§ **Required work**
Go through the data below and copy each line that includes "transcript".

── Given records ──

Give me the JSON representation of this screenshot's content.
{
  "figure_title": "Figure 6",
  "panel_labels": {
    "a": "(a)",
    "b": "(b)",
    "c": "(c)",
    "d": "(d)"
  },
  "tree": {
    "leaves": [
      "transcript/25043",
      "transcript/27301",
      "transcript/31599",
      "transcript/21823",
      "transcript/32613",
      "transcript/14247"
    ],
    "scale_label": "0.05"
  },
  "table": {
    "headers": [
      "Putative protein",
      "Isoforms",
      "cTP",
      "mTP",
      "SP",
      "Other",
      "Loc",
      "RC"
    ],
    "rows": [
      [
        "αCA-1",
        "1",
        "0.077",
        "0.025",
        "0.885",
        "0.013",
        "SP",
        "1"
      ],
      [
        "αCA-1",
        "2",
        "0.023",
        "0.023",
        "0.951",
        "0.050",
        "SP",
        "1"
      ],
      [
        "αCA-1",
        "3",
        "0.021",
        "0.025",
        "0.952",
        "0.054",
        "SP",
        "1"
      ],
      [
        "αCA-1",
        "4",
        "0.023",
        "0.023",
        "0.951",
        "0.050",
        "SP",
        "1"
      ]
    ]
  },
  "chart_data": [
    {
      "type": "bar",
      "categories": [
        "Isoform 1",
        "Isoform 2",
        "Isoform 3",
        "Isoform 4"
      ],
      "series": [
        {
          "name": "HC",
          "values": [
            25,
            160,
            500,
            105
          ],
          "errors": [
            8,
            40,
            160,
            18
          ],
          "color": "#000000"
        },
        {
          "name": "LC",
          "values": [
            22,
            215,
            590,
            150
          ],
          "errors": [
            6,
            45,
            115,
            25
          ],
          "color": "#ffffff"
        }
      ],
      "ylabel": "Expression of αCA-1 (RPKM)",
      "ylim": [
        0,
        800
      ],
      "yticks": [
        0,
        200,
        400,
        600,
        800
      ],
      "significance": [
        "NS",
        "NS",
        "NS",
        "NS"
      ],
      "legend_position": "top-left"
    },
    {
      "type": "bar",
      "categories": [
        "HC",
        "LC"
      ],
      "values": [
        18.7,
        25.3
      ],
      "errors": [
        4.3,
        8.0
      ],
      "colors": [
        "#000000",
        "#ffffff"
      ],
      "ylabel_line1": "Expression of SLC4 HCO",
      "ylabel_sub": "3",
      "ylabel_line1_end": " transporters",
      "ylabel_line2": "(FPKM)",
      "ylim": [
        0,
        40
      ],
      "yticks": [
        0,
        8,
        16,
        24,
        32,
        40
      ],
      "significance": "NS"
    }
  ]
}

───

§ **Solution for this task**
      "transcript/25043",
      "transcript/27301",
      "transcript/31599",
      "transcript/21823",
      "transcript/32613",
      "transcript/14247"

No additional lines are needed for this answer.